Collected data entries:

::::::::

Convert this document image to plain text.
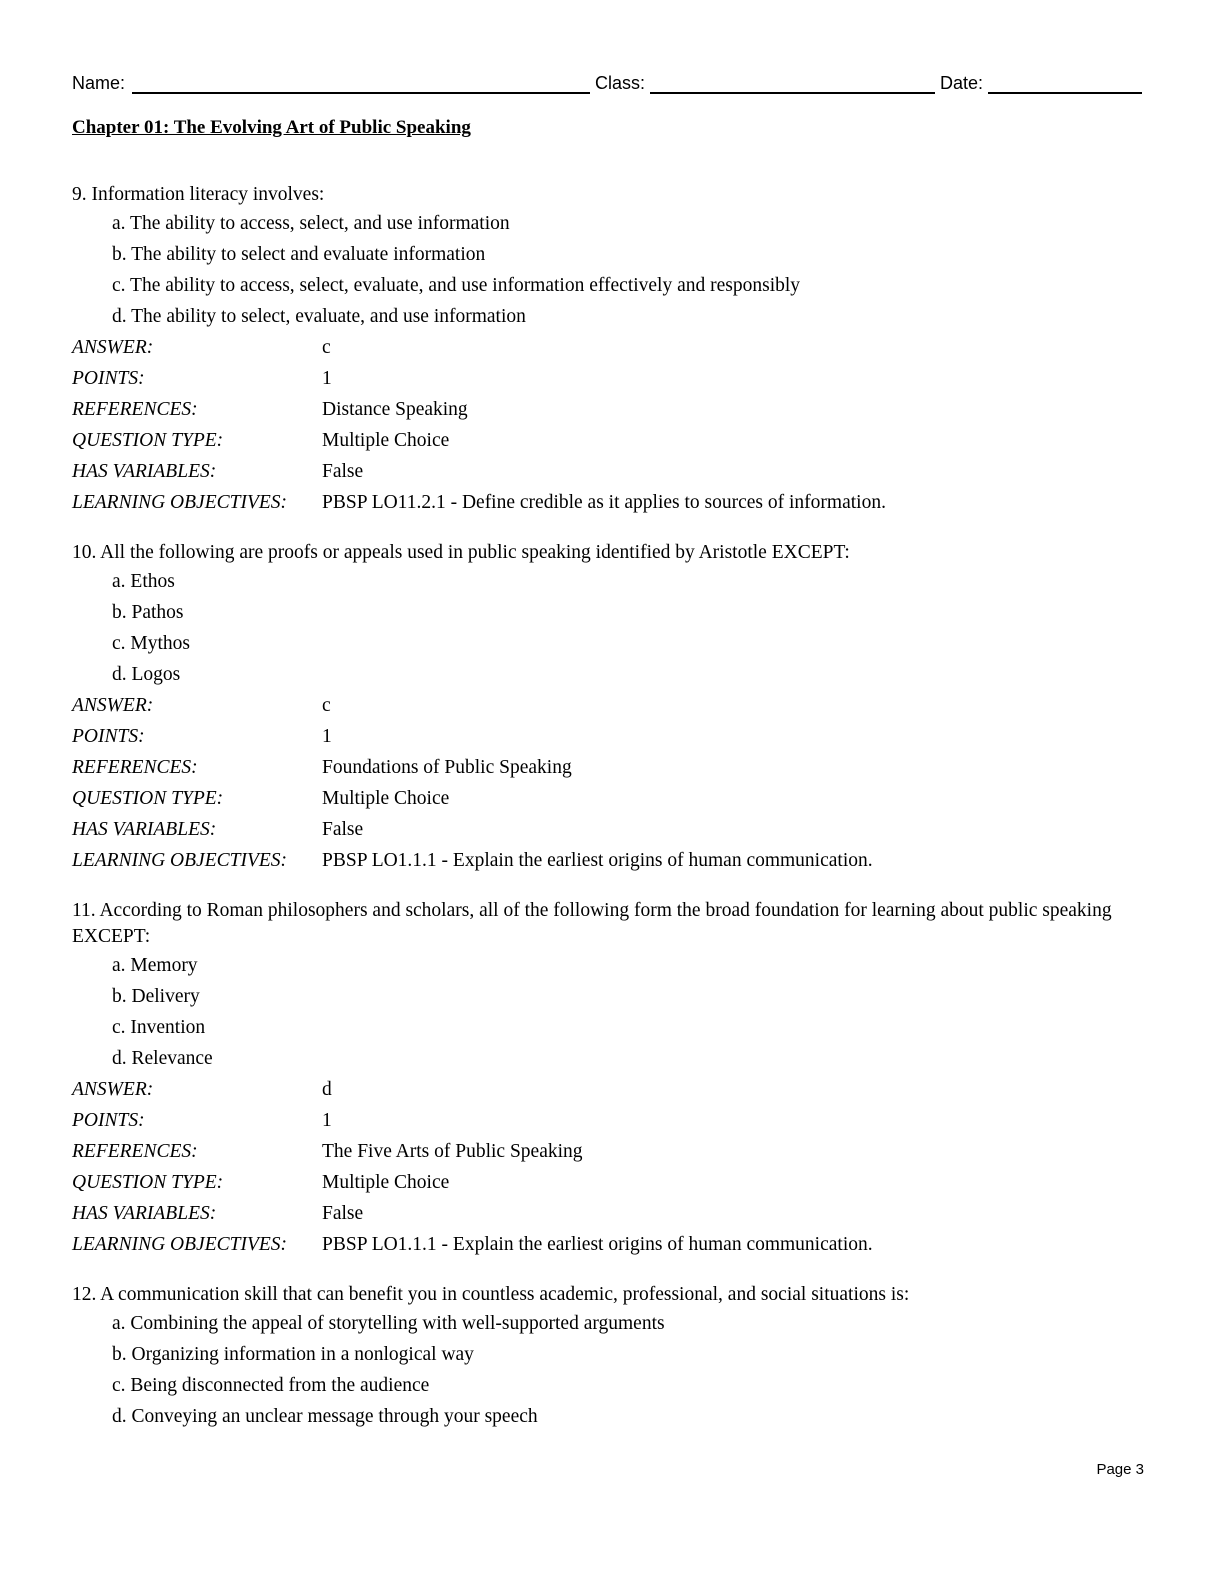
Name:	Class:	Date:
Chapter 01: The Evolving Art of Public Speaking
9. Information literacy involves:
a. The ability to access, select, and use information
b. The ability to select and evaluate information
c. The ability to access, select, evaluate, and use information effectively and responsibly
d. The ability to select, evaluate, and use information
ANSWER:	c
POINTS:	1
REFERENCES:	Distance Speaking
QUESTION TYPE:	Multiple Choice
HAS VARIABLES:	False
LEARNING OBJECTIVES:	PBSP LO11.2.1 - Define credible as it applies to sources of information.
10. All the following are proofs or appeals used in public speaking identified by Aristotle EXCEPT:
a. Ethos
b. Pathos
c. Mythos
d. Logos
ANSWER:	c
POINTS:	1
REFERENCES:	Foundations of Public Speaking
QUESTION TYPE:	Multiple Choice
HAS VARIABLES:	False
LEARNING OBJECTIVES:	PBSP LO1.1.1 - Explain the earliest origins of human communication.
11. According to Roman philosophers and scholars, all of the following form the broad foundation for learning about public speaking EXCEPT:
a. Memory
b. Delivery
c. Invention
d. Relevance
ANSWER:	d
POINTS:	1
REFERENCES:	The Five Arts of Public Speaking
QUESTION TYPE:	Multiple Choice
HAS VARIABLES:	False
LEARNING OBJECTIVES:	PBSP LO1.1.1 - Explain the earliest origins of human communication.
12. A communication skill that can benefit you in countless academic, professional, and social situations is:
a. Combining the appeal of storytelling with well-supported arguments
b. Organizing information in a nonlogical way
c. Being disconnected from the audience
d. Conveying an unclear message through your speech
Page 3
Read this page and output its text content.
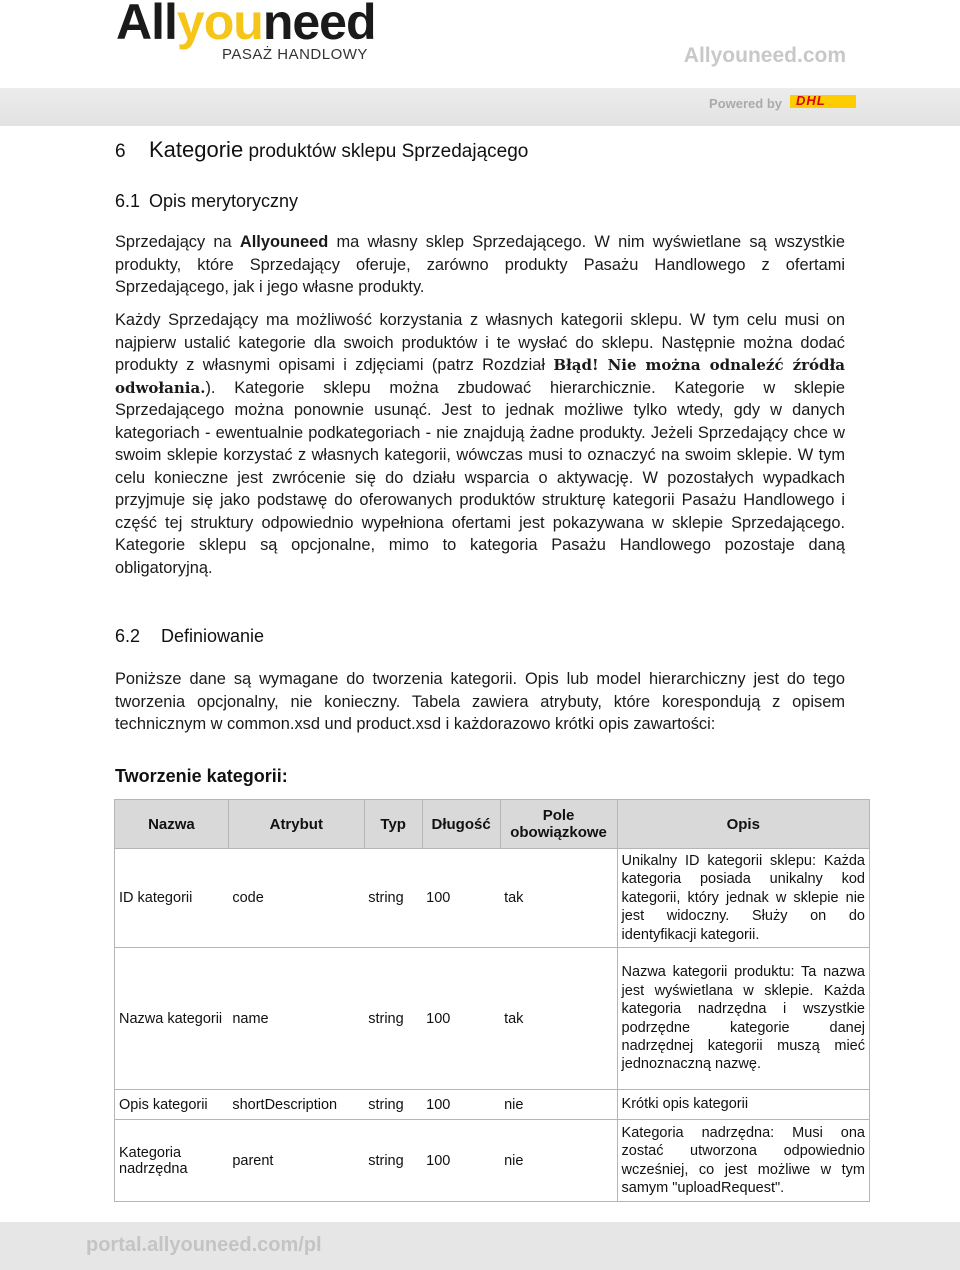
Allyouneed
PASAŻ HANDLOWY	Allyouneed.com
Powered by DHL
6 Kategorie produktów sklepu Sprzedającego
6.1 Opis merytoryczny

Sprzedający na Allyouneed ma własny sklep Sprzedającego. W nim wyświetlane są wszystkie produkty, które Sprzedający oferuje, zarówno produkty Pasażu Handlowego z ofertami Sprzedającego, jak i jego własne produkty.

Każdy Sprzedający ma możliwość korzystania z własnych kategorii sklepu. W tym celu musi on najpierw ustalić kategorie dla swoich produktów i te wysłać do sklepu. Następnie można dodać produkty z własnymi opisami i zdjęciami (patrz Rozdział Błąd! Nie można odnaleźć źródła odwołania.). Kategorie sklepu można zbudować hierarchicznie. Kategorie w sklepie Sprzedającego można ponownie usunąć. Jest to jednak możliwe tylko wtedy, gdy w danych kategoriach - ewentualnie podkategoriach - nie znajdują żadne produkty. Jeżeli Sprzedający chce w swoim sklepie korzystać z własnych kategorii, wówczas musi to oznaczyć na swoim sklepie. W tym celu konieczne jest zwrócenie się do działu wsparcia o aktywację. W pozostałych wypadkach przyjmuje się jako podstawę do oferowanych produktów strukturę kategorii Pasażu Handlowego i część tej struktury odpowiednio wypełniona ofertami jest pokazywana w sklepie Sprzedającego. Kategorie sklepu są opcjonalne, mimo to kategoria Pasażu Handlowego pozostaje daną obligatoryjną.

6.2 Definiowanie

Poniższe dane są wymagane do tworzenia kategorii. Opis lub model hierarchiczny jest do tego tworzenia opcjonalny, nie konieczny. Tabela zawiera atrybuty, które korespondują z opisem technicznym w common.xsd und product.xsd i każdorazowo krótki opis zawartości:

Tworzenie kategorii:

Nazwa	Atrybut	Typ	Długość	Pole obowiązkowe	Opis
ID kategorii	code	string	100	tak	Unikalny ID kategorii sklepu: Każda kategoria posiada unikalny kod kategorii, który jednak w sklepie nie jest widoczny. Służy on do identyfikacji kategorii.
Nazwa kategorii	name	string	100	tak	Nazwa kategorii produktu: Ta nazwa jest wyświetlana w sklepie. Każda kategoria nadrzędna i wszystkie podrzędne kategorie danej nadrzędnej kategorii muszą mieć jednoznaczną nazwę.
Opis kategorii	shortDescription	string	100	nie	Krótki opis kategorii
Kategoria nadrzędna	parent	string	100	nie	Kategoria nadrzędna: Musi ona zostać utworzona odpowiednio wcześniej, co jest możliwe w tym samym "uploadRequest".
portal.allyouneed.com/pl
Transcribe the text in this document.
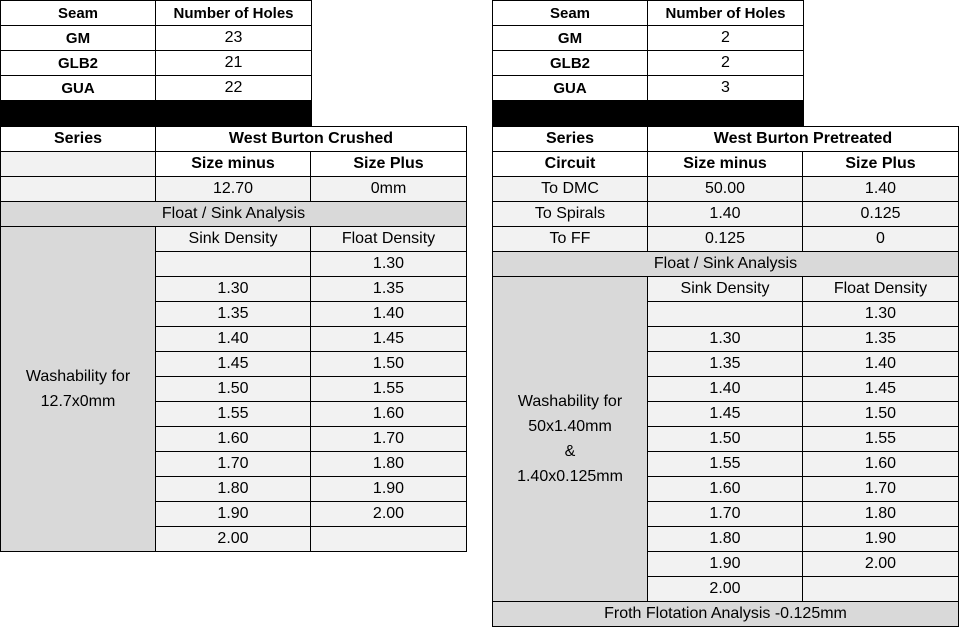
Seam	Number of Holes
GM	23
GLB2	21
GUA	22

Series	West Burton Crushed	
	Size minus	Size Plus
	12.70	0mm
Float / Sink Analysis		

Washability for 12.7x0mm	Sink Density	Float Density
		1.30
	1.30	1.35
	1.35	1.40
	1.40	1.45
	1.45	1.50
	1.50	1.55
	1.55	1.60
	1.60	1.70
	1.70	1.80
	1.80	1.90
	1.90	2.00
	2.00	
Seam	Number of Holes
GM	2
GLB2	2
GUA	3

Series	West Burton Pretreated	
Circuit	Size minus	Size Plus
To DMC	50.00	1.40
To Spirals	1.40	0.125
To FF	0.125	0
Float / Sink Analysis		

Washability for
50x1.40mm
&
1.40x0.125mm	Sink Density	Float Density
		1.30
	1.30	1.35
	1.35	1.40
	1.40	1.45
	1.45	1.50
	1.50	1.55
	1.55	1.60
	1.60	1.70
	1.70	1.80
	1.80	1.90
	1.90	2.00
	2.00	
Froth Flotation Analysis -0.125mm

::::::::

Without including any pictures, print each record exactly.

Written solution:
Convert this document image to plain text.
Name:	Class:	Date:
Chapter 01: The Evolving Art of Public Speaking
9. Information literacy involves:
a. The ability to access, select, and use information
b. The ability to select and evaluate information
c. The ability to access, select, evaluate, and use information effectively and responsibly
d. The ability to select, evaluate, and use information
ANSWER:	c
POINTS:	1
REFERENCES:	Distance Speaking
QUESTION TYPE:	Multiple Choice
HAS VARIABLES:	False
LEARNING OBJECTIVES:	PBSP LO11.2.1 - Define credible as it applies to sources of information.
10. All the following are proofs or appeals used in public speaking identified by Aristotle EXCEPT:
a. Ethos
b. Pathos
c. Mythos
d. Logos
ANSWER:	c
POINTS:	1
REFERENCES:	Foundations of Public Speaking
QUESTION TYPE:	Multiple Choice
HAS VARIABLES:	False
LEARNING OBJECTIVES:	PBSP LO1.1.1 - Explain the earliest origins of human communication.
11. According to Roman philosophers and scholars, all of the following form the broad foundation for learning about public speaking EXCEPT:
a. Memory
b. Delivery
c. Invention
d. Relevance
ANSWER:	d
POINTS:	1
REFERENCES:	The Five Arts of Public Speaking
QUESTION TYPE:	Multiple Choice
HAS VARIABLES:	False
LEARNING OBJECTIVES:	PBSP LO1.1.1 - Explain the earliest origins of human communication.
12. A communication skill that can benefit you in countless academic, professional, and social situations is:
a. Combining the appeal of storytelling with well-supported arguments
b. Organizing information in a nonlogical way
c. Being disconnected from the audience
d. Conveying an unclear message through your speech
Page 3
Read this page and output its text content.
Allyouneed
PASAŻ HANDLOWY	Allyouneed.com
Powered by DHL
6 Kategorie produktów sklepu Sprzedającego
6.1 Opis merytoryczny

Sprzedający na Allyouneed ma własny sklep Sprzedającego. W nim wyświetlane są wszystkie produkty, które Sprzedający oferuje, zarówno produkty Pasażu Handlowego z ofertami Sprzedającego, jak i jego własne produkty.

Każdy Sprzedający ma możliwość korzystania z własnych kategorii sklepu. W tym celu musi on najpierw ustalić kategorie dla swoich produktów i te wysłać do sklepu. Następnie można dodać produkty z własnymi opisami i zdjęciami (patrz Rozdział Błąd! Nie można odnaleźć źródła odwołania.). Kategorie sklepu można zbudować hierarchicznie. Kategorie w sklepie Sprzedającego można ponownie usunąć. Jest to jednak możliwe tylko wtedy, gdy w danych kategoriach - ewentualnie podkategoriach - nie znajdują żadne produkty. Jeżeli Sprzedający chce w swoim sklepie korzystać z własnych kategorii, wówczas musi to oznaczyć na swoim sklepie. W tym celu konieczne jest zwrócenie się do działu wsparcia o aktywację. W pozostałych wypadkach przyjmuje się jako podstawę do oferowanych produktów strukturę kategorii Pasażu Handlowego i część tej struktury odpowiednio wypełniona ofertami jest pokazywana w sklepie Sprzedającego. Kategorie sklepu są opcjonalne, mimo to kategoria Pasażu Handlowego pozostaje daną obligatoryjną.

6.2 Definiowanie

Poniższe dane są wymagane do tworzenia kategorii. Opis lub model hierarchiczny jest do tego tworzenia opcjonalny, nie konieczny. Tabela zawiera atrybuty, które korespondują z opisem technicznym w common.xsd und product.xsd i każdorazowo krótki opis zawartości:

Tworzenie kategorii:

Nazwa	Atrybut	Typ	Długość	Pole obowiązkowe	Opis
ID kategorii	code	string	100	tak	Unikalny ID kategorii sklepu: Każda kategoria posiada unikalny kod kategorii, który jednak w sklepie nie jest widoczny. Służy on do identyfikacji kategorii.
Nazwa kategorii	name	string	100	tak	Nazwa kategorii produktu: Ta nazwa jest wyświetlana w sklepie. Każda kategoria nadrzędna i wszystkie podrzędne kategorie danej nadrzędnej kategorii muszą mieć jednoznaczną nazwę.
Opis kategorii	shortDescription	string	100	nie	Krótki opis kategorii
Kategoria nadrzędna	parent	string	100	nie	Kategoria nadrzędna: Musi ona zostać utworzona odpowiednio wcześniej, co jest możliwe w tym samym "uploadRequest".
portal.allyouneed.com/pl
Transcribe the text in this document.
Seam	Number of Holes
GM	23
GLB2	21
GUA	22

Series	West Burton Crushed	
	Size minus	Size Plus
	12.70	0mm
Float / Sink Analysis		

Washability for 12.7x0mm	Sink Density	Float Density
		1.30
	1.30	1.35
	1.35	1.40
	1.40	1.45
	1.45	1.50
	1.50	1.55
	1.55	1.60
	1.60	1.70
	1.70	1.80
	1.80	1.90
	1.90	2.00
	2.00	
Seam	Number of Holes
GM	2
GLB2	2
GUA	3

Series	West Burton Pretreated	
Circuit	Size minus	Size Plus
To DMC	50.00	1.40
To Spirals	1.40	0.125
To FF	0.125	0
Float / Sink Analysis		

Washability for
50x1.40mm
&
1.40x0.125mm	Sink Density	Float Density
		1.30
	1.30	1.35
	1.35	1.40
	1.40	1.45
	1.45	1.50
	1.50	1.55
	1.55	1.60
	1.60	1.70
	1.70	1.80
	1.80	1.90
	1.90	2.00
	2.00	
Froth Flotation Analysis -0.125mm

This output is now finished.